GIVEN REQUEST: Scan each line of the records for the word "luvussa" and extract the ones that have it.

Dataset entries
* Begin *
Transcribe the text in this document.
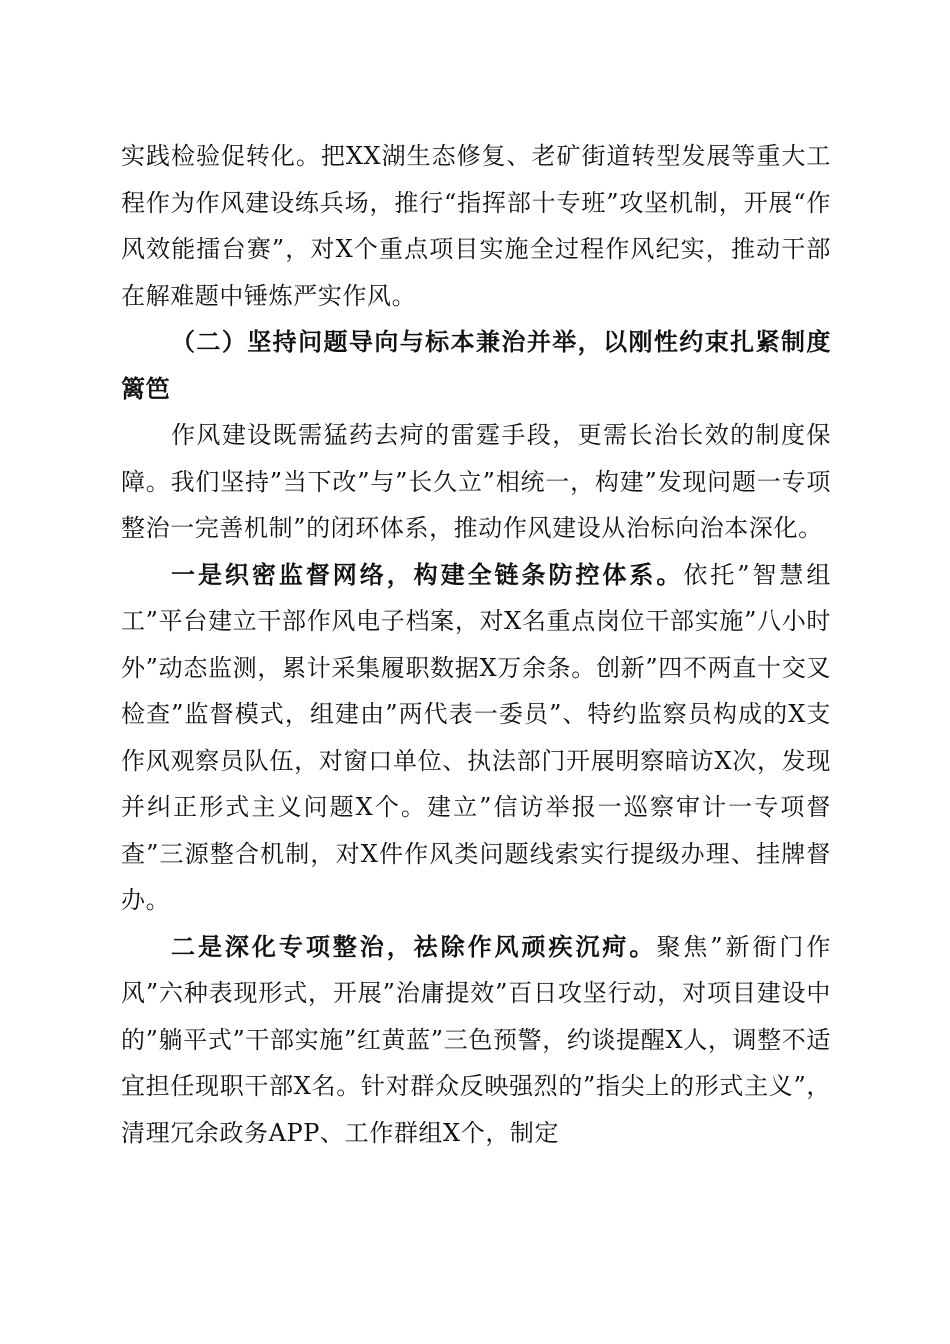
实践检验促转化。把XX湖生态修复、老矿街道转型发展等重大工程作为作风建设练兵场，推行“指挥部十专班”攻坚机制，开展“作风效能擂台赛”，对X个重点项目实施全过程作风纪实，推动干部在解难题中锤炼严实作风。

（二）坚持问题导向与标本兼治并举，以刚性约束扎紧制度篱笆

作风建设既需猛药去疴的雷霆手段，更需长治长效的制度保障。我们坚持”当下改”与”长久立”相统一，构建”发现问题一专项整治一完善机制”的闭环体系，推动作风建设从治标向治本深化。

一是织密监督网络，构建全链条防控体系。依托”智慧组工”平台建立干部作风电子档案，对X名重点岗位干部实施”八小时外”动态监测，累计采集履职数据X万余条。创新”四不两直十交叉检查”监督模式，组建由”两代表一委员”、特约监察员构成的X支作风观察员队伍，对窗口单位、执法部门开展明察暗访X次，发现并纠正形式主义问题X个。建立”信访举报一巡察审计一专项督查”三源整合机制，对X件作风类问题线索实行提级办理、挂牌督办。

二是深化专项整治，祛除作风顽疾沉疴。聚焦”新衙门作风”六种表现形式，开展”治庸提效”百日攻坚行动，对项目建设中的”躺平式”干部实施”红黄蓝”三色预警，约谈提醒X人，调整不适宜担任现职干部X名。针对群众反映强烈的”指尖上的形式主义”，清理冗余政务APP、工作群组X个，制定
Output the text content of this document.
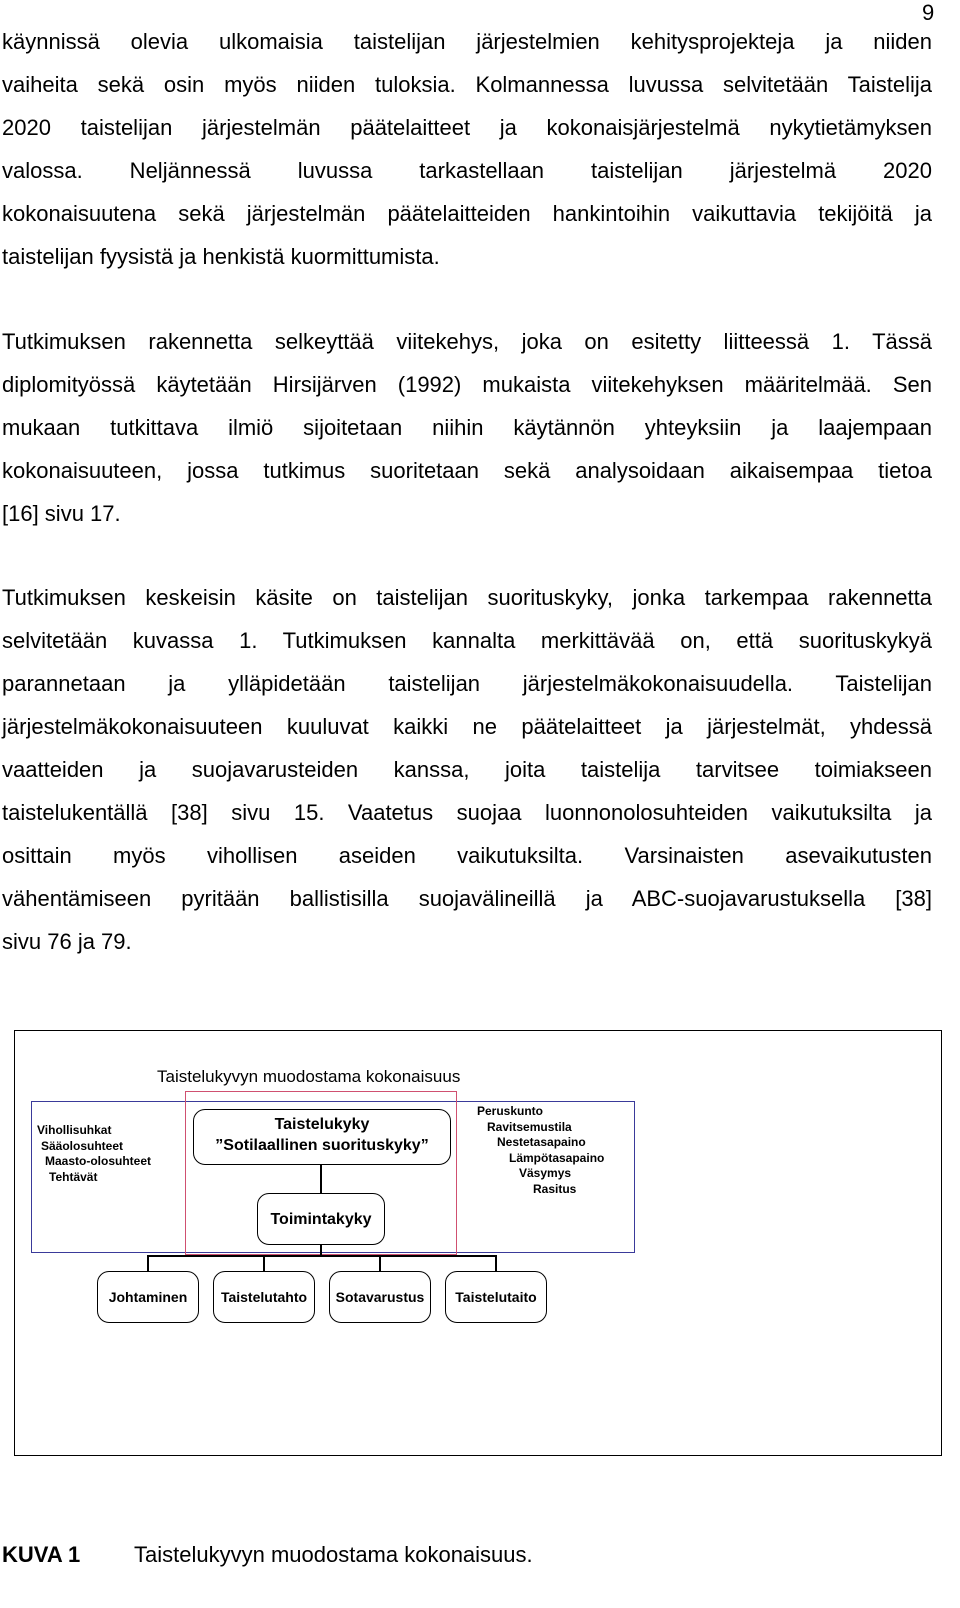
9
käynnissä olevia ulkomaisia taistelijan järjestelmien kehitysprojekteja ja niiden
vaiheita sekä osin myös niiden tuloksia. Kolmannessa luvussa selvitetään Taistelija
2020 taistelijan järjestelmän päätelaitteet ja kokonaisjärjestelmä nykytietämyksen
valossa. Neljännessä luvussa tarkastellaan taistelijan järjestelmä 2020
kokonaisuutena sekä järjestelmän päätelaitteiden hankintoihin vaikuttavia tekijöitä ja
taistelijan fyysistä ja henkistä kuormittumista.
Tutkimuksen rakennetta selkeyttää viitekehys, joka on esitetty liitteessä 1. Tässä
diplomityössä käytetään Hirsijärven (1992) mukaista viitekehyksen määritelmää. Sen
mukaan tutkittava ilmiö sijoitetaan niihin käytännön yhteyksiin ja laajempaan
kokonaisuuteen, jossa tutkimus suoritetaan sekä analysoidaan aikaisempaa tietoa
[16] sivu 17.
Tutkimuksen keskeisin käsite on taistelijan suorituskyky, jonka tarkempaa rakennetta
selvitetään kuvassa 1. Tutkimuksen kannalta merkittävää on, että suorituskykyä
parannetaan ja ylläpidetään taistelijan järjestelmäkokonaisuudella. Taistelijan
järjestelmäkokonaisuuteen kuuluvat kaikki ne päätelaitteet ja järjestelmät, yhdessä
vaatteiden ja suojavarusteiden kanssa, joita taistelija tarvitsee toimiakseen
taistelukentällä [38] sivu 15. Vaatetus suojaa luonnonolosuhteiden vaikutuksilta ja
osittain myös vihollisen aseiden vaikutuksilta. Varsinaisten asevaikutusten
vähentämiseen pyritään ballistisilla suojavälineillä ja ABC-suojavarustuksella [38]
sivu 76 ja 79.
Taistelukyvyn muodostama kokonaisuus
Vihollisuhkat
Sääolosuhteet
Maasto-olosuhteet
Tehtävät
Peruskunto
Ravitsemustila
Nestetasapaino
Lämpötasapaino
Väsymys
Rasitus
Taistelukyky
”Sotilaallinen suorituskyky”
Toimintakyky
Johtaminen	Taistelutahto	Sotavarustus	Taistelutaito
KUVA 1 Taistelukyvyn muodostama kokonaisuus.
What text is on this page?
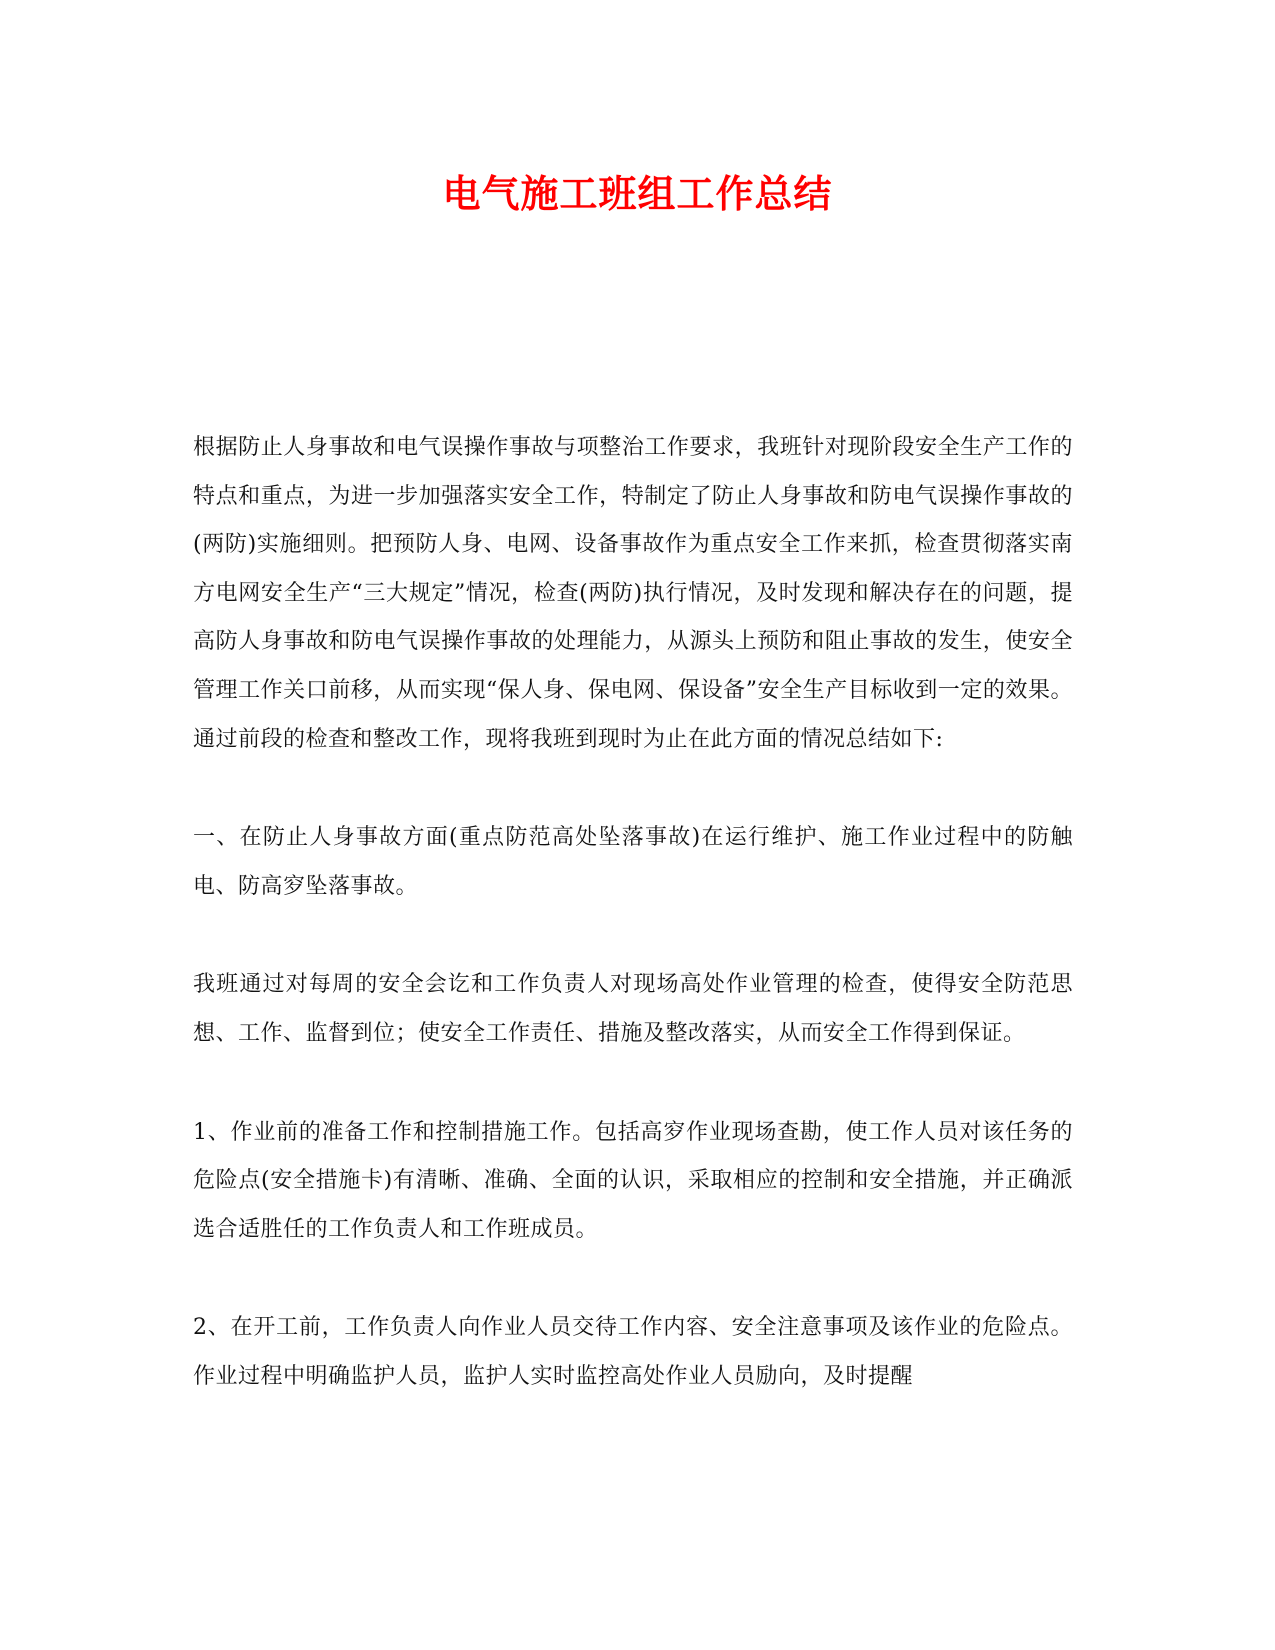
电气施工班组工作总结

根据防止人身事故和电气误操作事故与项整治工作要求，我班针对现阶段安全生产工作的特点和重点，为进一步加强落实安全工作，特制定了防止人身事故和防电气误操作事故的(两防)实施细则。把预防人身、电网、设备事故作为重点安全工作来抓，检查贯彻落实南方电网安全生产“三大规定”情况，检查(两防)执行情况，及时发现和解决存在的问题，提高防人身事故和防电气误操作事故的处理能力，从源头上预防和阻止事故的发生，使安全管理工作关口前移，从而实现“保人身、保电网、保设备”安全生产目标收到一定的效果。通过前段的检查和整改工作，现将我班到现时为止在此方面的情况总结如下:

一、在防止人身事故方面(重点防范高处坠落事故)在运行维护、施工作业过程中的防触电、防高穸坠落事故。

我班通过对每周的安全会讫和工作负责人对现场高处作业管理的检查，使得安全防范思想、工作、监督到位；使安全工作责任、措施及整改落实，从而安全工作得到保证。

1、作业前的准备工作和控制措施工作。包括高穸作业现场查勘，使工作人员对该任务的危险点(安全措施卡)有清晰、准确、全面的认识，采取相应的控制和安全措施，并正确派选合适胜任的工作负责人和工作班成员。

2、在开工前，工作负责人向作业人员交待工作内容、安全注意事项及该作业的危险点。作业过程中明确监护人员，监护人实时监控高处作业人员励向，及时提醒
* End *
CORRECT RESULT:
vaiheita sekä osin myös niiden tuloksia. Kolmannessa luvussa selvitetään Taistelija
valossa. Neljännessä luvussa tarkastellaan taistelijan järjestelmä 2020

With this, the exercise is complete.